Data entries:
▬▬▬▬▬▬
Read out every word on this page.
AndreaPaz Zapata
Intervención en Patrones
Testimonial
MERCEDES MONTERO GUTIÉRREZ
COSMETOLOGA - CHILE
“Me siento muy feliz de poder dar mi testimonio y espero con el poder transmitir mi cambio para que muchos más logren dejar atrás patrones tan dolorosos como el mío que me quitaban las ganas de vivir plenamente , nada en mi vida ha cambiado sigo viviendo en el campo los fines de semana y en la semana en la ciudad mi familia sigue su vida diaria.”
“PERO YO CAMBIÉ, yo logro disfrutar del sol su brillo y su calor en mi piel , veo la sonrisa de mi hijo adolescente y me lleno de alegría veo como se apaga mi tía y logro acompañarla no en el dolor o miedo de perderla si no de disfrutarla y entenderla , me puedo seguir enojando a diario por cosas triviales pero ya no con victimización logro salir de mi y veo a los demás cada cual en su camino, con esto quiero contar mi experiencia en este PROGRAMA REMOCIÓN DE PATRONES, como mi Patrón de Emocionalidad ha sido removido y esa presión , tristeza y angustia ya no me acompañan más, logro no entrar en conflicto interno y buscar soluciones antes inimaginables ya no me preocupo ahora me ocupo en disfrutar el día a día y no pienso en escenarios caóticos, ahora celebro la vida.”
▬▬▬▬▬▬
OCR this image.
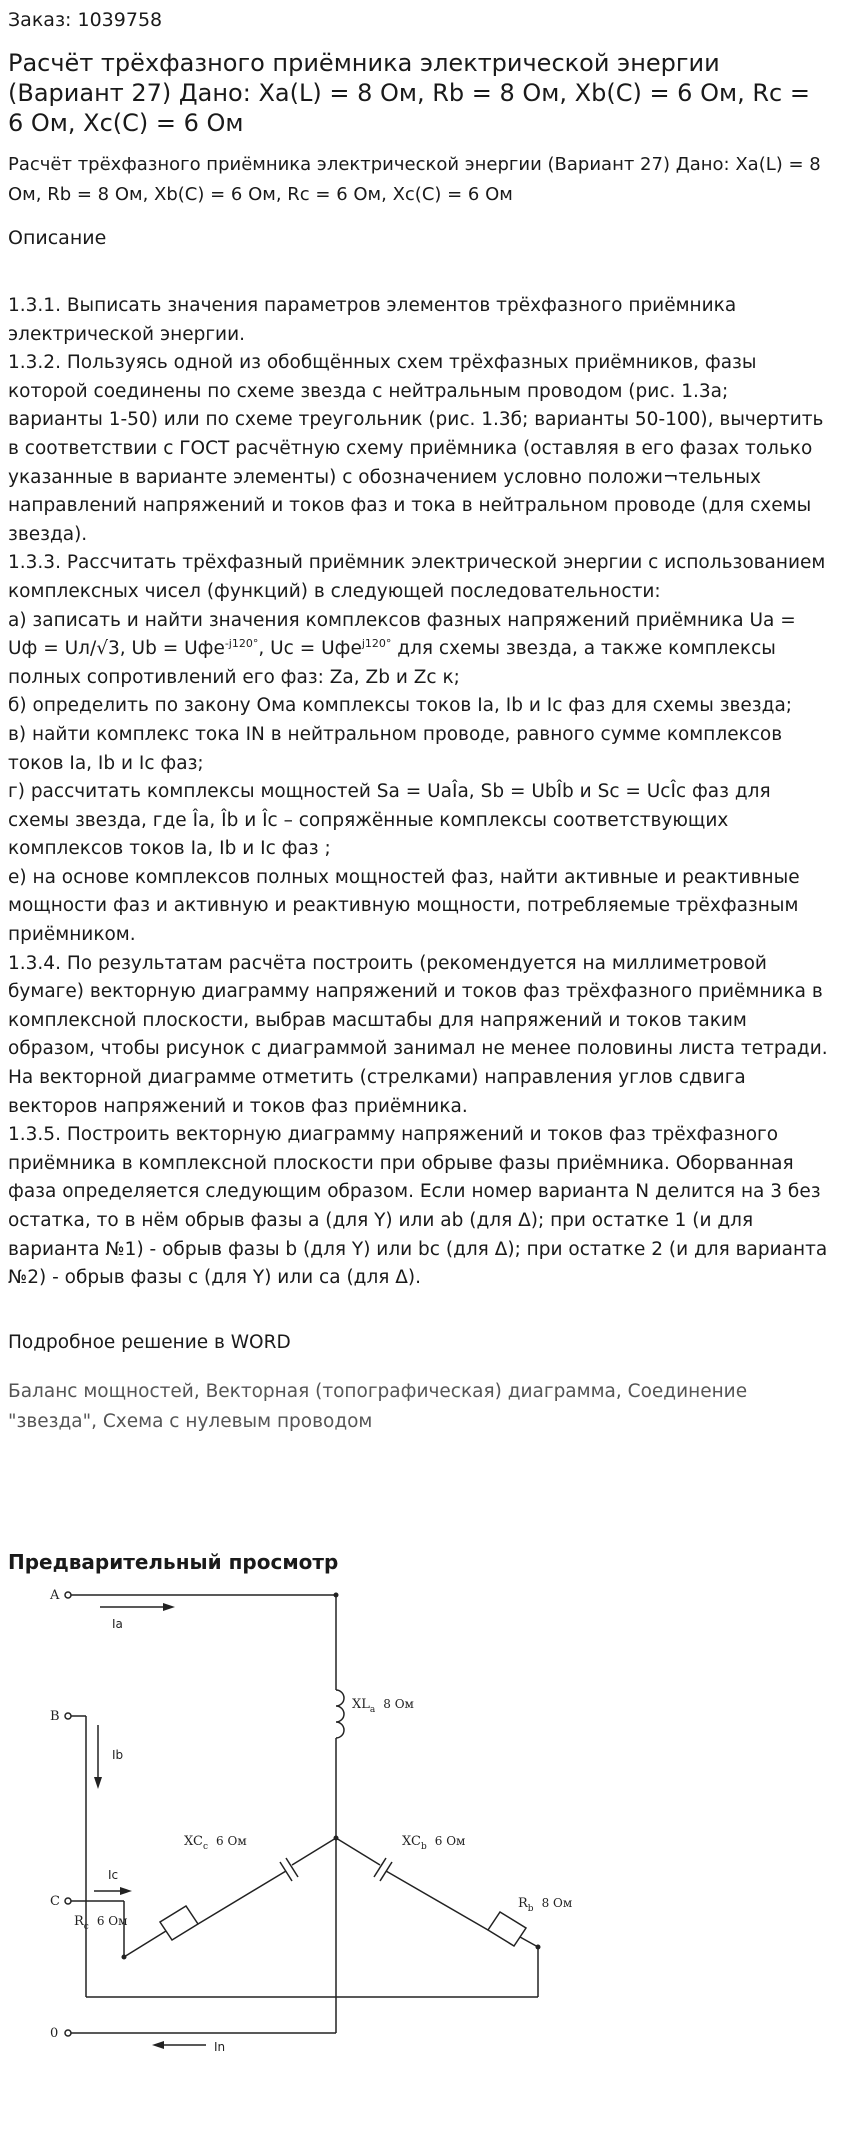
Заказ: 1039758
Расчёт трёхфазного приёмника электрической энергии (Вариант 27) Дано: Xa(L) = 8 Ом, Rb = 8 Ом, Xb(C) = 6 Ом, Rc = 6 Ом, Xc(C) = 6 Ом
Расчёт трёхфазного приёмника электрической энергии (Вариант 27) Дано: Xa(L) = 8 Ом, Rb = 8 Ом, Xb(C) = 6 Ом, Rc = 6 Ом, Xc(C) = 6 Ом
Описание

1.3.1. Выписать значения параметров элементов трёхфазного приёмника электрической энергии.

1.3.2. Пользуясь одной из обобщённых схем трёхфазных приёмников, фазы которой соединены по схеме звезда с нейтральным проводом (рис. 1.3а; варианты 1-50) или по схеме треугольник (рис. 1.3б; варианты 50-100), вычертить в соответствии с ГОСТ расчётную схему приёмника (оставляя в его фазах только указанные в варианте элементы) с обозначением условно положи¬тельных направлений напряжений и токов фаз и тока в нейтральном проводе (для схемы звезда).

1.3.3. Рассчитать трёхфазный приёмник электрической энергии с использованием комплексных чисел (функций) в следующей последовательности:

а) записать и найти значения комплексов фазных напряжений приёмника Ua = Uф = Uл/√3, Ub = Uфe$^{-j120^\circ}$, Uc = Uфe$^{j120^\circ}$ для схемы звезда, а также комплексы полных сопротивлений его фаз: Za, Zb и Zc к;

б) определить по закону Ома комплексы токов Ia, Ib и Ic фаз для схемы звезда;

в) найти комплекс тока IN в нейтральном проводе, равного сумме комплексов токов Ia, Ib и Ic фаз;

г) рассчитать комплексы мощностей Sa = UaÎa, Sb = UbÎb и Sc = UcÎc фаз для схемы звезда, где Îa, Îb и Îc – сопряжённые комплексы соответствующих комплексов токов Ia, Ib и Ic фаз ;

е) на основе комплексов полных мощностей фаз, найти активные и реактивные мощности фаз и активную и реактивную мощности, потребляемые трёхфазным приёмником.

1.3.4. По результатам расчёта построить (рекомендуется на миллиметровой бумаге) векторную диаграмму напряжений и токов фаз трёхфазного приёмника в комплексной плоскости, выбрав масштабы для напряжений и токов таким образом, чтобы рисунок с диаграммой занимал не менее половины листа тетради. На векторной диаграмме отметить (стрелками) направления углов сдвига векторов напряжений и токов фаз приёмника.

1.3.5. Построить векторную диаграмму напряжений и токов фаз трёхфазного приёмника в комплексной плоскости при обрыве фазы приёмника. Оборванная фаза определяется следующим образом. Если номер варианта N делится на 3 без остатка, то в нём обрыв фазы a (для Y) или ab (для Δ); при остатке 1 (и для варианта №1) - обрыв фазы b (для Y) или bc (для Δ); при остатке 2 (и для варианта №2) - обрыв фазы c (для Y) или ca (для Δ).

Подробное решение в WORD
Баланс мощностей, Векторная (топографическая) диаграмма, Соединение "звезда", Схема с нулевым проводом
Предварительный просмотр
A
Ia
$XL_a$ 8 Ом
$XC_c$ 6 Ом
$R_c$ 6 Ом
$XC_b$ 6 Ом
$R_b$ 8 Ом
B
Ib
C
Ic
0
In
▬▬▬▬▬▬
▶ Exercise
Look through the entries above and list every line containing "this".

▶ Written answer
Read out every word on this page.
OCR this image.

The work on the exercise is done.